- **WHAT THE TASK ASKS**: Using the records below, locate all lines containing "name" and return them.

- **GIVEN DATA**:
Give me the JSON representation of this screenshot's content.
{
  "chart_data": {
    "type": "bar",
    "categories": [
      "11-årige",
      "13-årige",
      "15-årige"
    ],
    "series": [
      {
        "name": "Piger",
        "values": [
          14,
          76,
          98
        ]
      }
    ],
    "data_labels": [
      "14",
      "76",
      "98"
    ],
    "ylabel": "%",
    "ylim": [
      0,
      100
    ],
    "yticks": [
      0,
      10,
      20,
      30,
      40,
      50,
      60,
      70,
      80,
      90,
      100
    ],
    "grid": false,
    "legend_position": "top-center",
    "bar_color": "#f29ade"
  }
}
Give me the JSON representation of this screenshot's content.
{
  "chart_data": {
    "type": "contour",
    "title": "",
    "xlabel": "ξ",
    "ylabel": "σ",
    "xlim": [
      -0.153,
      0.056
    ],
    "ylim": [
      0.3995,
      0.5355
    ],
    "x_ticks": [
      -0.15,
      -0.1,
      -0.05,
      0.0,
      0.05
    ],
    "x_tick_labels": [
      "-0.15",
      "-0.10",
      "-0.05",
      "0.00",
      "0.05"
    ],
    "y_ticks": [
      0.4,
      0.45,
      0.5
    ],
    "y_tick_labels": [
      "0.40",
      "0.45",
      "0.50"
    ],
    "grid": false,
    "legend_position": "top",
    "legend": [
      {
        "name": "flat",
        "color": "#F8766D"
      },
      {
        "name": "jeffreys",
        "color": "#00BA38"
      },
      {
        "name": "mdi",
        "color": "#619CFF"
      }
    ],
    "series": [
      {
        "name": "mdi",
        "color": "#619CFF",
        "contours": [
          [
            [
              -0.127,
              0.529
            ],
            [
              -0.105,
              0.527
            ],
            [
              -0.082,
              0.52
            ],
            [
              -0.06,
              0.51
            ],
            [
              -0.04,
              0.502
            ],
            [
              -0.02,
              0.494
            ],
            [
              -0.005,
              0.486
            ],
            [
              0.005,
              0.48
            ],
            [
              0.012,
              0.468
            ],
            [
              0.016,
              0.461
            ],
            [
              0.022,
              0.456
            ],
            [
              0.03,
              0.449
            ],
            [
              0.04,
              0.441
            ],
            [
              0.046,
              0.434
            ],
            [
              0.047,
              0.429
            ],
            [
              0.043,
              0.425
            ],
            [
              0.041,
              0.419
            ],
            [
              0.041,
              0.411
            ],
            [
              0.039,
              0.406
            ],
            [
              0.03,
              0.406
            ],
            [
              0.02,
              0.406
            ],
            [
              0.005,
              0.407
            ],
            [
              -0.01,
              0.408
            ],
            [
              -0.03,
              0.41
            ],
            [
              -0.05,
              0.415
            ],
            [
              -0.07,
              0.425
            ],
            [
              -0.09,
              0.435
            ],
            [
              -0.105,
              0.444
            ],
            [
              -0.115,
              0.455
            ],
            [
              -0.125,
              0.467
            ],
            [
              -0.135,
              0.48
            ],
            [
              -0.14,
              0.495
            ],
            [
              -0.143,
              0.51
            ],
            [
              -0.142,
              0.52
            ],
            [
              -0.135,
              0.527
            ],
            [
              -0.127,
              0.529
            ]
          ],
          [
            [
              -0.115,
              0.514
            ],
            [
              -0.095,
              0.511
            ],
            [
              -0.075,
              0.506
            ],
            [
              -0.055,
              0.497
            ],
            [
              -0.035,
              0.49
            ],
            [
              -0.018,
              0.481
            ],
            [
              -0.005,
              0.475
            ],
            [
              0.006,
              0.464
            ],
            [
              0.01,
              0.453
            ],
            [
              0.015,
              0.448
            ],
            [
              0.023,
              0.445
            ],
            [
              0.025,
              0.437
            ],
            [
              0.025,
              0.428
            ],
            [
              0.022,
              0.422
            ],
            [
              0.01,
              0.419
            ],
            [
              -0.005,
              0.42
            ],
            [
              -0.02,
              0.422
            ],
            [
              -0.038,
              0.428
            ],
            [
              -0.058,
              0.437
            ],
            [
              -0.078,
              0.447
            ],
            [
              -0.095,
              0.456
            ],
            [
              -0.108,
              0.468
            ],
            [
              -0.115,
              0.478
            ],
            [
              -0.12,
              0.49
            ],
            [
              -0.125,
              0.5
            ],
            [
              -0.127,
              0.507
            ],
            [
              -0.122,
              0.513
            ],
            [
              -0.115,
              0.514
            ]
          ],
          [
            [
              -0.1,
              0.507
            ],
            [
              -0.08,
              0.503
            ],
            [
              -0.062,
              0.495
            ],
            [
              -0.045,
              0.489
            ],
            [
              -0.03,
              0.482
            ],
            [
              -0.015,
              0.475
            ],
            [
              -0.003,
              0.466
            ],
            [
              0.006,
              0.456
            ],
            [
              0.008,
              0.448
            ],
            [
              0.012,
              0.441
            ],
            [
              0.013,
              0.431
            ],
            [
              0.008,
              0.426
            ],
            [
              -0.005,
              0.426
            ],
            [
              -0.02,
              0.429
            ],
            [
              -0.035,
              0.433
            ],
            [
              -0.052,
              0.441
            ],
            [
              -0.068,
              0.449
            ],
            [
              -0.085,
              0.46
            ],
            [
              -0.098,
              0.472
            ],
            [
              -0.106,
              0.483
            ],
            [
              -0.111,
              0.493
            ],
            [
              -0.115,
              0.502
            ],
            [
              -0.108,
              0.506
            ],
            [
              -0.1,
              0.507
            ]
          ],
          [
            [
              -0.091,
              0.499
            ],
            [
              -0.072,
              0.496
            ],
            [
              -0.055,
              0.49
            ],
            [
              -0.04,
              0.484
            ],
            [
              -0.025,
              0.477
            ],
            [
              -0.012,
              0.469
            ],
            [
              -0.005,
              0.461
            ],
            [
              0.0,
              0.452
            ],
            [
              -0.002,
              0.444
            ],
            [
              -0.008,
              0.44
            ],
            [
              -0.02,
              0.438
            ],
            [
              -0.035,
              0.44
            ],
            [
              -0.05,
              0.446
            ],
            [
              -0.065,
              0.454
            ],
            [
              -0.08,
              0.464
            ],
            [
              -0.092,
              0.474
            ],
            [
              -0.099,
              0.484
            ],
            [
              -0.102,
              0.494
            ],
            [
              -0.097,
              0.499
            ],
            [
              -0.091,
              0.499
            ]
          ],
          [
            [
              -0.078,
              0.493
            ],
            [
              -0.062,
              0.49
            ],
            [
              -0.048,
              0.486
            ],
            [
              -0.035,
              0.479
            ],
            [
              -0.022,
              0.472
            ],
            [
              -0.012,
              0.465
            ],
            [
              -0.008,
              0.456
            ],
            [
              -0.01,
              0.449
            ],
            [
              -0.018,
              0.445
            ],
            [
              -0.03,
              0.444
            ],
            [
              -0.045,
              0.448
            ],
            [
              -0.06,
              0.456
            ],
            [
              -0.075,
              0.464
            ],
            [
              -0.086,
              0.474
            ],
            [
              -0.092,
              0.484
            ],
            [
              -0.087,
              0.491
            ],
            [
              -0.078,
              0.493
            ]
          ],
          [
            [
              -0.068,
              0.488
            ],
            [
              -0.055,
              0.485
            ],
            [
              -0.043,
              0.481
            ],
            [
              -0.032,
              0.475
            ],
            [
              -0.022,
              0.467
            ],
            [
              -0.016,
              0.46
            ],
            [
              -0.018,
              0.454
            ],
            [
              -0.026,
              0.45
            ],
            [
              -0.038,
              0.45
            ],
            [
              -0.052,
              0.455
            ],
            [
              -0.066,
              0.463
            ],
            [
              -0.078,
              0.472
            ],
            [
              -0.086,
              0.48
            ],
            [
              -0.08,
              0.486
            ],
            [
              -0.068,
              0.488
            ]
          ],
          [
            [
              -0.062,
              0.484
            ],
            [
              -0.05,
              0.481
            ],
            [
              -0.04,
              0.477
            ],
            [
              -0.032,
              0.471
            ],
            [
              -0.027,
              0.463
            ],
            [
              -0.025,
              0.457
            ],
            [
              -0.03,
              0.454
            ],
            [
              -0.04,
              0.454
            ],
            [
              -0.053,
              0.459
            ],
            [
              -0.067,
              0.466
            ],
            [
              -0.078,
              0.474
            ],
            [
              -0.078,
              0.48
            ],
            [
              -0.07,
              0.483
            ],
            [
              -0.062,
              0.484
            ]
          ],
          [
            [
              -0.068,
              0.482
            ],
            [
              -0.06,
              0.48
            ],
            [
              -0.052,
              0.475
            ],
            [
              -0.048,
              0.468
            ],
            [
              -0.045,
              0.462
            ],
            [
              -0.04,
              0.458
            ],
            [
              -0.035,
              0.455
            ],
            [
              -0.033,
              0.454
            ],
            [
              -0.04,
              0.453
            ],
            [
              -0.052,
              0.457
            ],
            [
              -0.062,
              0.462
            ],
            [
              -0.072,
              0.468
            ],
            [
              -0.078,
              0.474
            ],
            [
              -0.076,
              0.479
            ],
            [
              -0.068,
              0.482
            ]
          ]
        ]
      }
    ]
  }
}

- **FINISHED EXERCISE**:
        "name": "Piger",
        "name": "flat",
        "name": "jeffreys",
        "name": "mdi",
        "name": "mdi",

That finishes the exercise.